Source extract »
::::

Sensitive SKA1 Design Baseline (AA4)

Updated 19 December 2025

Sensitive SKA1 Design Baseline (AA4) is a reference design defining array configurations, advanced antenna performance, and calibration regimes for SKA Phase 1.
It optimizes the effective collecting area to system temperature ratio using SKALA4 antennas, digital beamforming, and apodization techniques.
The design enables high survey speeds and imaging fidelity for key science applications like 21 cm cosmology, pulsar timing, and high-resolution mapping.

The Sensitive SKA1 Design Baseline, designated AA4, is the principal sensitivity and configuration reference for SKA1-LOW and SKA1-MID arrays in Phase 1 of the Square Kilometre Array (SKA) project. AA4 defines the physical layout, antenna elements, electromagnetic performance, signal processing, and calibration regimes required to achieve stringent science goals in low-frequency radio astronomy, including 21 cm cosmology, pulsar timing, high-resolution imaging, and surveys of galactic and extragalactic sources. Central to AA4 is the optimization of effective collecting area to system temperature ratio ( $A_{\rm eff}/T_{\rm sys}$ ), maximized over the designated frequency bands and field of view, by means of advanced antenna, array, and station design.

::::

Data records »
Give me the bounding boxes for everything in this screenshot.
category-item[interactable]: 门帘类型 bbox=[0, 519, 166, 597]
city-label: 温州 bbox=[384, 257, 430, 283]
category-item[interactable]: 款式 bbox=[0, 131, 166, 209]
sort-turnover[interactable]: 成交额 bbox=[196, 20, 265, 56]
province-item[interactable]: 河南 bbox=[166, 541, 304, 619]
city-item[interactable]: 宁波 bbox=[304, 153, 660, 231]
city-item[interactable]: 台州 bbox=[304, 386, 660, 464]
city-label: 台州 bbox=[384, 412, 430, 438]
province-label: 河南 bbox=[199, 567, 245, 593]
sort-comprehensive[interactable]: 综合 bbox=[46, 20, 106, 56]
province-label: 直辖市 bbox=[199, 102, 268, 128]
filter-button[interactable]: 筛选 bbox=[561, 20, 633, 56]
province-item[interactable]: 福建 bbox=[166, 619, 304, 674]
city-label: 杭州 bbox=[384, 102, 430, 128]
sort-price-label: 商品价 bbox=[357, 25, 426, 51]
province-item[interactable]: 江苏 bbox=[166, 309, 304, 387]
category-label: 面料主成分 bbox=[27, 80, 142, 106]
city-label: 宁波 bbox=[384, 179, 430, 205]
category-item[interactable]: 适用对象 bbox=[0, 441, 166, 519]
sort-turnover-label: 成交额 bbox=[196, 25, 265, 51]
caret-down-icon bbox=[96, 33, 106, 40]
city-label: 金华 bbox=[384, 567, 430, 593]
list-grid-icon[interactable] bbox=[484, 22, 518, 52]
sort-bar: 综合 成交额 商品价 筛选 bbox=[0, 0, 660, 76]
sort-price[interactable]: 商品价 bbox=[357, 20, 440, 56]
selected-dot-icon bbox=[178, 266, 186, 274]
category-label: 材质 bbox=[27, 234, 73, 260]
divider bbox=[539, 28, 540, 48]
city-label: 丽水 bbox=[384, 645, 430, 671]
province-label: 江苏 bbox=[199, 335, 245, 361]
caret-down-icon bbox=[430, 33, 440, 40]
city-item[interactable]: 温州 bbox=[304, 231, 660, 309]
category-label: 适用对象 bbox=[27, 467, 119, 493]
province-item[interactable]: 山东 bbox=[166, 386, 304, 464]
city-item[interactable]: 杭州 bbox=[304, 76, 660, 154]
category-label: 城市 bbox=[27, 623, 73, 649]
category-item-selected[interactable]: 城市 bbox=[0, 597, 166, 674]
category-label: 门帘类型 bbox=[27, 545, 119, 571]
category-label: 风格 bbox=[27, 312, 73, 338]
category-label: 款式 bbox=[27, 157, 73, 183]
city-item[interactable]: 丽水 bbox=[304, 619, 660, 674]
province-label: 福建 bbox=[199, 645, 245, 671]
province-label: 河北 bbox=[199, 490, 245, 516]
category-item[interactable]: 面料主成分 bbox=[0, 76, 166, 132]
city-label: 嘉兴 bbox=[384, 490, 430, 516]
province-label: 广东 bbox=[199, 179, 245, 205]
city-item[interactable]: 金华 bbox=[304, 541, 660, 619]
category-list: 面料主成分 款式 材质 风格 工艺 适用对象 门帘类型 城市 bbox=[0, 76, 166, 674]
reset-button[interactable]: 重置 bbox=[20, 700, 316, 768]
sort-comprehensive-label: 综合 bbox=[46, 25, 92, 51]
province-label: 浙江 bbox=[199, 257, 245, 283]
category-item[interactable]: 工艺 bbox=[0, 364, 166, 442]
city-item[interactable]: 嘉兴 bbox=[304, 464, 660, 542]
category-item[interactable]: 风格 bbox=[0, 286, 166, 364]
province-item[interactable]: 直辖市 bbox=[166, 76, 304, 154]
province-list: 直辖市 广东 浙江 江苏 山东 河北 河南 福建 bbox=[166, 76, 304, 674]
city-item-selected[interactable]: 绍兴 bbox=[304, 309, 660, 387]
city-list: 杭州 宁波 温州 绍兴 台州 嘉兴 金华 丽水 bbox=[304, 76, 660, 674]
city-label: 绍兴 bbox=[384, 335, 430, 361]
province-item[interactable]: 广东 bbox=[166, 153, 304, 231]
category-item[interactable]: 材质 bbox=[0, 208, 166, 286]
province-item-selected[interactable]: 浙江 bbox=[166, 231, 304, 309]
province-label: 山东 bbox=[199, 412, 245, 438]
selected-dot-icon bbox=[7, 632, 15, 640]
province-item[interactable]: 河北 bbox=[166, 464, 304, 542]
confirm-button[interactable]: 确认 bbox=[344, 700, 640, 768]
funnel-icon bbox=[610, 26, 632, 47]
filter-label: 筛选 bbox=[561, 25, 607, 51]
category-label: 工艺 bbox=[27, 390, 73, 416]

::::

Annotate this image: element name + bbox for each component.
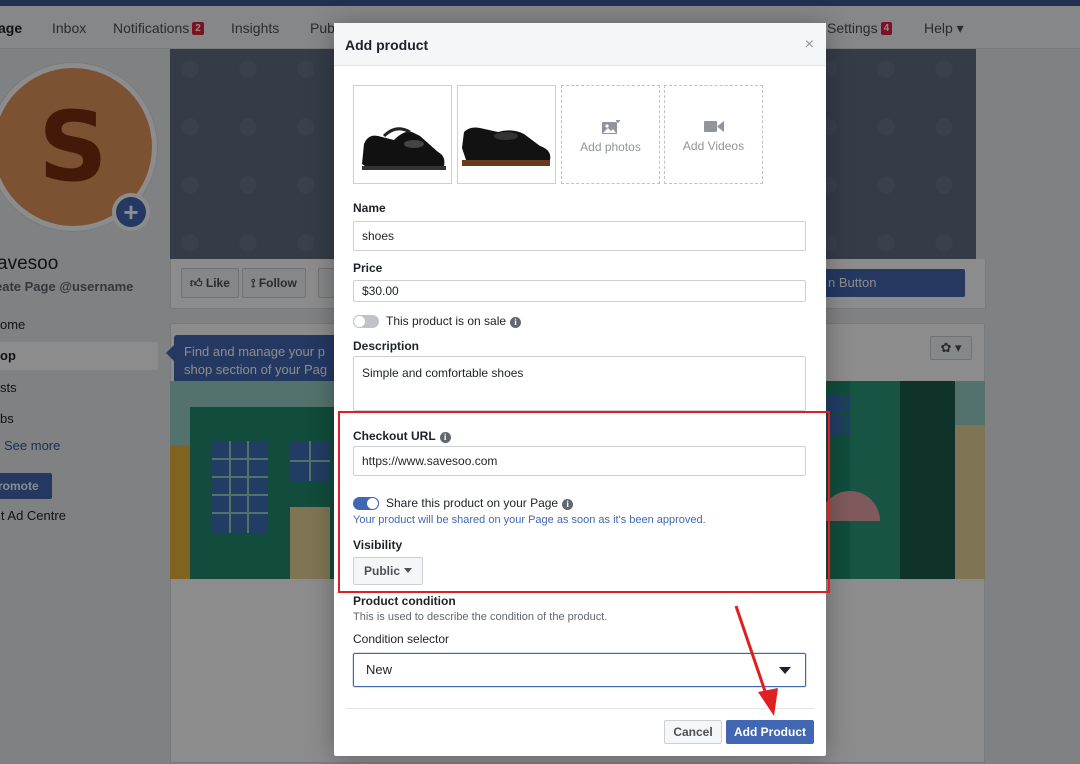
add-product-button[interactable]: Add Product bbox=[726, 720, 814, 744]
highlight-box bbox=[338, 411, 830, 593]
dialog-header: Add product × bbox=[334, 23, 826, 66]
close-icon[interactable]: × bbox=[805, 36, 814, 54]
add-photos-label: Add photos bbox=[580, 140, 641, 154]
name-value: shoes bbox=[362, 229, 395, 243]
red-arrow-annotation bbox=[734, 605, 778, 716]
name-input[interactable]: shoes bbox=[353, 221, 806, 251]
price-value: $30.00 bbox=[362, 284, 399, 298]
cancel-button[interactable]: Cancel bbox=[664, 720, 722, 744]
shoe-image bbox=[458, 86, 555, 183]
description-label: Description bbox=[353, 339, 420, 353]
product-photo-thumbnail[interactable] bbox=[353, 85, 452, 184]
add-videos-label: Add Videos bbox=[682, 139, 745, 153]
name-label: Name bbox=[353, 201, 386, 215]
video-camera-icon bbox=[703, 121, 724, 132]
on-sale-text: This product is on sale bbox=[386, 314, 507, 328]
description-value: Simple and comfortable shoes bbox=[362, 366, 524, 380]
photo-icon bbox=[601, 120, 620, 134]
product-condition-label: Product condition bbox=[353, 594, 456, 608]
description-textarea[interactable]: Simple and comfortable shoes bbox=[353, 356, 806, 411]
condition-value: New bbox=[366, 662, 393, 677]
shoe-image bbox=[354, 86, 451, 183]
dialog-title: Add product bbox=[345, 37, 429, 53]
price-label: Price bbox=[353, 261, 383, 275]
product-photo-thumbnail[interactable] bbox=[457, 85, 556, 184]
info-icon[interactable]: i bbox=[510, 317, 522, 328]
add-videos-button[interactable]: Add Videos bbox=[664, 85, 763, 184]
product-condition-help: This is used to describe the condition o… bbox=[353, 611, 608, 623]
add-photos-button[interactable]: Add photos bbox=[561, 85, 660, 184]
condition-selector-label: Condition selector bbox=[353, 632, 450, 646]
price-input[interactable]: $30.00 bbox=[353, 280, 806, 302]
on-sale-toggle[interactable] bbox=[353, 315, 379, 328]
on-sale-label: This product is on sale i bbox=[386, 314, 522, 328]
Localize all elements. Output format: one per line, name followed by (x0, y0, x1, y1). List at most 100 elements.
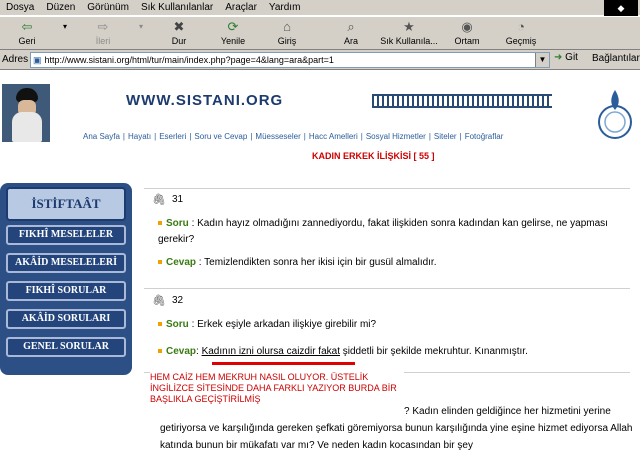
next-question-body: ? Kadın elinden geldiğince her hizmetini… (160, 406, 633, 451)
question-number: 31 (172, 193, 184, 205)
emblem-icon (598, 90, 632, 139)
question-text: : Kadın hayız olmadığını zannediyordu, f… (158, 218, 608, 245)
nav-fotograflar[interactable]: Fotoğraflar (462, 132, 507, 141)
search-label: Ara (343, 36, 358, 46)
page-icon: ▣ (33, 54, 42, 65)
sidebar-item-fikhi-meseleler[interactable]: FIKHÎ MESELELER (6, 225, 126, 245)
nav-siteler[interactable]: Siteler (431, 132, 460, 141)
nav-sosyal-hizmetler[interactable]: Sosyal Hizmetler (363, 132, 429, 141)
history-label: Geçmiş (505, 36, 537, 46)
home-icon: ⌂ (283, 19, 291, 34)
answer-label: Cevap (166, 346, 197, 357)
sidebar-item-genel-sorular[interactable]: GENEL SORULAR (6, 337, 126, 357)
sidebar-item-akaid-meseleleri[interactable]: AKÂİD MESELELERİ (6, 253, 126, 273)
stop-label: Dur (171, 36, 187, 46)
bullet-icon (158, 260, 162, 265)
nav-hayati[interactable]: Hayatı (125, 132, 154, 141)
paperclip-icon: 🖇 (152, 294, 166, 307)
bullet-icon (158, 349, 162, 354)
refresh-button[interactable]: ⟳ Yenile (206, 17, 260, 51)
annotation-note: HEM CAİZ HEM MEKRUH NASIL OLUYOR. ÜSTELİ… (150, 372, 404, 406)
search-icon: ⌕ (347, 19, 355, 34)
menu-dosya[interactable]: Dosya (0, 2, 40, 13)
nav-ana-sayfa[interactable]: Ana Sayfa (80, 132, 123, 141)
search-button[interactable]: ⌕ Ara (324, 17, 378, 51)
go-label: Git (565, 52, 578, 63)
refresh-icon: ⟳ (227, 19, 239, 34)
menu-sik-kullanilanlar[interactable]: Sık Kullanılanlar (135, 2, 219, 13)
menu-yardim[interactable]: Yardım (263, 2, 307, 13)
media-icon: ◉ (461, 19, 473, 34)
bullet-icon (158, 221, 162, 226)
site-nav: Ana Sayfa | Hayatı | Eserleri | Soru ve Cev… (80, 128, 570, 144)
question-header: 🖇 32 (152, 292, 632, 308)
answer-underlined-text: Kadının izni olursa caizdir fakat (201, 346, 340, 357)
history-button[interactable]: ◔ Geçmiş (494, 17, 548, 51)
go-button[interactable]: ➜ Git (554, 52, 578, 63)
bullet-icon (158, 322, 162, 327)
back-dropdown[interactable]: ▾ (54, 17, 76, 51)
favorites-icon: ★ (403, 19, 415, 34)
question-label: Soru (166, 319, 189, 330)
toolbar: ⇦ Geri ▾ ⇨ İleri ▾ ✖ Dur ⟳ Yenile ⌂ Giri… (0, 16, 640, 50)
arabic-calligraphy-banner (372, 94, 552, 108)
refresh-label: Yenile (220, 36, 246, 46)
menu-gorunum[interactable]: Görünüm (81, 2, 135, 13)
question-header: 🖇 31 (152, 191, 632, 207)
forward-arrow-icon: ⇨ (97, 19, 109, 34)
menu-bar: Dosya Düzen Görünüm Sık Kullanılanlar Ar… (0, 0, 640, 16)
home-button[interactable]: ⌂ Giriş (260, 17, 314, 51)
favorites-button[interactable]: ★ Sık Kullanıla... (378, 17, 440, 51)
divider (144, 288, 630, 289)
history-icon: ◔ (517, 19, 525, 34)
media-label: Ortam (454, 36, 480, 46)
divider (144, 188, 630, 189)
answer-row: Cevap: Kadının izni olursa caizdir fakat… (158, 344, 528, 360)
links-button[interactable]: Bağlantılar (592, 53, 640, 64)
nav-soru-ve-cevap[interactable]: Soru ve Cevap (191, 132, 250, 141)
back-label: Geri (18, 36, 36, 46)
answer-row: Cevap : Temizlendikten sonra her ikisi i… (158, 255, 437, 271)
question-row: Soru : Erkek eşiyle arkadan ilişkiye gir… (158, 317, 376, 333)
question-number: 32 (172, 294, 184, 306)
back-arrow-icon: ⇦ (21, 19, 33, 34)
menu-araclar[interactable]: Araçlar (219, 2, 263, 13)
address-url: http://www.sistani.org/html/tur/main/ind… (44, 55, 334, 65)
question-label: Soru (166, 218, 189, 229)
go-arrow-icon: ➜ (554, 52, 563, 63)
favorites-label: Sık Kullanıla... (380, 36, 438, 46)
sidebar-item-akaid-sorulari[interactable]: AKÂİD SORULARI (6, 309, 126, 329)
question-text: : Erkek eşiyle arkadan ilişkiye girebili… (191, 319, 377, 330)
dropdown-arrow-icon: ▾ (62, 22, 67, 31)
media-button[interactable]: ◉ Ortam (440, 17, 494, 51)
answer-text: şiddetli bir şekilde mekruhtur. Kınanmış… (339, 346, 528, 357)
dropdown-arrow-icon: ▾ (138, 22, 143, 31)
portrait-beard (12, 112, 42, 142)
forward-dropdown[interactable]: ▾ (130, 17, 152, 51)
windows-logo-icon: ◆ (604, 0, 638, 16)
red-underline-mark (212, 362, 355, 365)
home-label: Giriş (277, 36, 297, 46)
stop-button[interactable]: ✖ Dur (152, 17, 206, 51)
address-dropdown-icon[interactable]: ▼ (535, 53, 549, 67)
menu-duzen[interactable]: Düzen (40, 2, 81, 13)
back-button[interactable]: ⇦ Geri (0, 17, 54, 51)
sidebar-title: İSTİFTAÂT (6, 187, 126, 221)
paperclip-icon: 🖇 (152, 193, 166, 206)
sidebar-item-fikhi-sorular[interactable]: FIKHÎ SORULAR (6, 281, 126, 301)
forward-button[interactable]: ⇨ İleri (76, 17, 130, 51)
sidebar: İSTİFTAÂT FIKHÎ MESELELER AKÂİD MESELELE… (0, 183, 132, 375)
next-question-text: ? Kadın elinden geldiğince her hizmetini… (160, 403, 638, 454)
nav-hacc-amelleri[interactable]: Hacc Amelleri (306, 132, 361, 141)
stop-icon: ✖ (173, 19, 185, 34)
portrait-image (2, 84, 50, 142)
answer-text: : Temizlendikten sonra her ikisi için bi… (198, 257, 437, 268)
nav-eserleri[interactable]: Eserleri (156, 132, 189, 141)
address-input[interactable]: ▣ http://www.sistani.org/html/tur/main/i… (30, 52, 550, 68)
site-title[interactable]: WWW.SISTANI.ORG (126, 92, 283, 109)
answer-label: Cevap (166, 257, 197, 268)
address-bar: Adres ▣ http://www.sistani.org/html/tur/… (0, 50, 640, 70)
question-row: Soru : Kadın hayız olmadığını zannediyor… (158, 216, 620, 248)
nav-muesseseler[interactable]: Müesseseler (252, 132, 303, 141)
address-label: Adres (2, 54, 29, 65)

::::

Short exercise »
Reproduce the stretch of the AA4 design baseline page from "Updated 19 December" through "and high-resolution mapping.", word for word.

The result »
Updated 19 December 2025

Sensitive SKA1 Design Baseline (AA4) is a reference design defining array configurations, advanced antenna performance, and calibration regimes for SKA Phase 1.
It optimizes the effective collecting area to system temperature ratio using SKALA4 antennas, digital beamforming, and apodization techniques.
The design enables high survey speeds and imaging fidelity for key science applications like 21 cm cosmology, pulsar timing, and high-resolution mapping.